Set down each record exactly as written.
+-------+
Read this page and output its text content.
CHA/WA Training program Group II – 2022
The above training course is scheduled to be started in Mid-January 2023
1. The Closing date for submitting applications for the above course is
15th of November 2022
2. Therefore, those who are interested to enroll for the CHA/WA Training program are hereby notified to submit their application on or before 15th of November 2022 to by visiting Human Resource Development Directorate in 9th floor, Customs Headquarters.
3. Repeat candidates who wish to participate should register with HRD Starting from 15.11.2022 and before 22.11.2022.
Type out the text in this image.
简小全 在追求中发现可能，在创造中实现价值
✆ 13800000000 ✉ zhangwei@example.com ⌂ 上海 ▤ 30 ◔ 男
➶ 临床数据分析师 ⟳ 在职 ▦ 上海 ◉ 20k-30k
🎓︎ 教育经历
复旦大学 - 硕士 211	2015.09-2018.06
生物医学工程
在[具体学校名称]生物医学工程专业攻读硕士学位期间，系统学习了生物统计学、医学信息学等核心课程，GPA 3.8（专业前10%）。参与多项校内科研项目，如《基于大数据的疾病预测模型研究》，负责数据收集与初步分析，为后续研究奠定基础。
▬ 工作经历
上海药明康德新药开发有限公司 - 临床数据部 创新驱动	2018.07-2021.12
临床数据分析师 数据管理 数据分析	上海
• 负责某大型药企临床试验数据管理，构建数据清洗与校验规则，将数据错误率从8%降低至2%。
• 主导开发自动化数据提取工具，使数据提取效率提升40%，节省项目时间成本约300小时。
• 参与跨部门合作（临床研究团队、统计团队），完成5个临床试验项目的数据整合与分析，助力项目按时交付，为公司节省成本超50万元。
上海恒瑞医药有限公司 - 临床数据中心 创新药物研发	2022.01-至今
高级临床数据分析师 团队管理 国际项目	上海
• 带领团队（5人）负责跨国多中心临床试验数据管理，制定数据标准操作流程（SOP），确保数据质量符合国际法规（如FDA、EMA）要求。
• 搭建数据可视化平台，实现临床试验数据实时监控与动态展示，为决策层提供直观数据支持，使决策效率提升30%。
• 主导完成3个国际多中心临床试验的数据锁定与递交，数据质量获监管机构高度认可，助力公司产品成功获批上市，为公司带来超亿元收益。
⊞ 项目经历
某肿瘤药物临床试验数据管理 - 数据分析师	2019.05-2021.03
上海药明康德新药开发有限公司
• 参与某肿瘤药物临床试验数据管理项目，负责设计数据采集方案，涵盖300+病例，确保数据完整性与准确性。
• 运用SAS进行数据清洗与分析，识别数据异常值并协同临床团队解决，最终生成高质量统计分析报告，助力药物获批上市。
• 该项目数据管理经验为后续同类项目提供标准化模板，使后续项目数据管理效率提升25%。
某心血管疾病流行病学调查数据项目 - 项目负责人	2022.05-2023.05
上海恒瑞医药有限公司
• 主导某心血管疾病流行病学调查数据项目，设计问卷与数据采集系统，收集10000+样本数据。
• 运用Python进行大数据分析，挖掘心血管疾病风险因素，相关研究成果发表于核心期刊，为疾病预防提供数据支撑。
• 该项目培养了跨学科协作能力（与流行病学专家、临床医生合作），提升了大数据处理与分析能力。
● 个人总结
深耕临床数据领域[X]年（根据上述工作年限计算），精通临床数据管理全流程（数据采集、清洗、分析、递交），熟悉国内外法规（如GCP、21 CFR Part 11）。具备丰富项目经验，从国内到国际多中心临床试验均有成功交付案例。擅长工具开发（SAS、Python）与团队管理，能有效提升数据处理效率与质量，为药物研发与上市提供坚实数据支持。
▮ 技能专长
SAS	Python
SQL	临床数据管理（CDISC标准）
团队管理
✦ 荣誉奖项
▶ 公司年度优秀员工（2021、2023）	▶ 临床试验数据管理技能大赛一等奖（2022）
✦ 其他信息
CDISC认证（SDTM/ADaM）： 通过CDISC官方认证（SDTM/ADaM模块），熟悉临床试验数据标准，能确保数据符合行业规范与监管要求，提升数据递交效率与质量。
+-------+
** Finished task **
Read this page and output its text content.
CHA/WA Training program Group II – 2022
The above training course is scheduled to be started in Mid-January 2023
1. The Closing date for submitting applications for the above course is
15th of November 2022
2. Therefore, those who are interested to enroll for the CHA/WA Training program are hereby notified to submit their application on or before 15th of November 2022 to by visiting Human Resource Development Directorate in 9th floor, Customs Headquarters.
3. Repeat candidates who wish to participate should register with HRD Starting from 15.11.2022 and before 22.11.2022.
Type out the text in this image.
简小全 在追求中发现可能，在创造中实现价值
✆ 13800000000 ✉ zhangwei@example.com ⌂ 上海 ▤ 30 ◔ 男
➶ 临床数据分析师 ⟳ 在职 ▦ 上海 ◉ 20k-30k
🎓︎ 教育经历
复旦大学 - 硕士 211	2015.09-2018.06
生物医学工程
在[具体学校名称]生物医学工程专业攻读硕士学位期间，系统学习了生物统计学、医学信息学等核心课程，GPA 3.8（专业前10%）。参与多项校内科研项目，如《基于大数据的疾病预测模型研究》，负责数据收集与初步分析，为后续研究奠定基础。
▬ 工作经历
上海药明康德新药开发有限公司 - 临床数据部 创新驱动	2018.07-2021.12
临床数据分析师 数据管理 数据分析	上海
• 负责某大型药企临床试验数据管理，构建数据清洗与校验规则，将数据错误率从8%降低至2%。
• 主导开发自动化数据提取工具，使数据提取效率提升40%，节省项目时间成本约300小时。
• 参与跨部门合作（临床研究团队、统计团队），完成5个临床试验项目的数据整合与分析，助力项目按时交付，为公司节省成本超50万元。
上海恒瑞医药有限公司 - 临床数据中心 创新药物研发	2022.01-至今
高级临床数据分析师 团队管理 国际项目	上海
• 带领团队（5人）负责跨国多中心临床试验数据管理，制定数据标准操作流程（SOP），确保数据质量符合国际法规（如FDA、EMA）要求。
• 搭建数据可视化平台，实现临床试验数据实时监控与动态展示，为决策层提供直观数据支持，使决策效率提升30%。
• 主导完成3个国际多中心临床试验的数据锁定与递交，数据质量获监管机构高度认可，助力公司产品成功获批上市，为公司带来超亿元收益。
⊞ 项目经历
某肿瘤药物临床试验数据管理 - 数据分析师	2019.05-2021.03
上海药明康德新药开发有限公司
• 参与某肿瘤药物临床试验数据管理项目，负责设计数据采集方案，涵盖300+病例，确保数据完整性与准确性。
• 运用SAS进行数据清洗与分析，识别数据异常值并协同临床团队解决，最终生成高质量统计分析报告，助力药物获批上市。
• 该项目数据管理经验为后续同类项目提供标准化模板，使后续项目数据管理效率提升25%。
某心血管疾病流行病学调查数据项目 - 项目负责人	2022.05-2023.05
上海恒瑞医药有限公司
• 主导某心血管疾病流行病学调查数据项目，设计问卷与数据采集系统，收集10000+样本数据。
• 运用Python进行大数据分析，挖掘心血管疾病风险因素，相关研究成果发表于核心期刊，为疾病预防提供数据支撑。
• 该项目培养了跨学科协作能力（与流行病学专家、临床医生合作），提升了大数据处理与分析能力。
● 个人总结
深耕临床数据领域[X]年（根据上述工作年限计算），精通临床数据管理全流程（数据采集、清洗、分析、递交），熟悉国内外法规（如GCP、21 CFR Part 11）。具备丰富项目经验，从国内到国际多中心临床试验均有成功交付案例。擅长工具开发（SAS、Python）与团队管理，能有效提升数据处理效率与质量，为药物研发与上市提供坚实数据支持。
▮ 技能专长
SAS	Python
SQL	临床数据管理（CDISC标准）
团队管理
✦ 荣誉奖项
▶ 公司年度优秀员工（2021、2023）	▶ 临床试验数据管理技能大赛一等奖（2022）
✦ 其他信息
CDISC认证（SDTM/ADaM）： 通过CDISC官方认证（SDTM/ADaM模块），熟悉临床试验数据标准，能确保数据符合行业规范与监管要求，提升数据递交效率与质量。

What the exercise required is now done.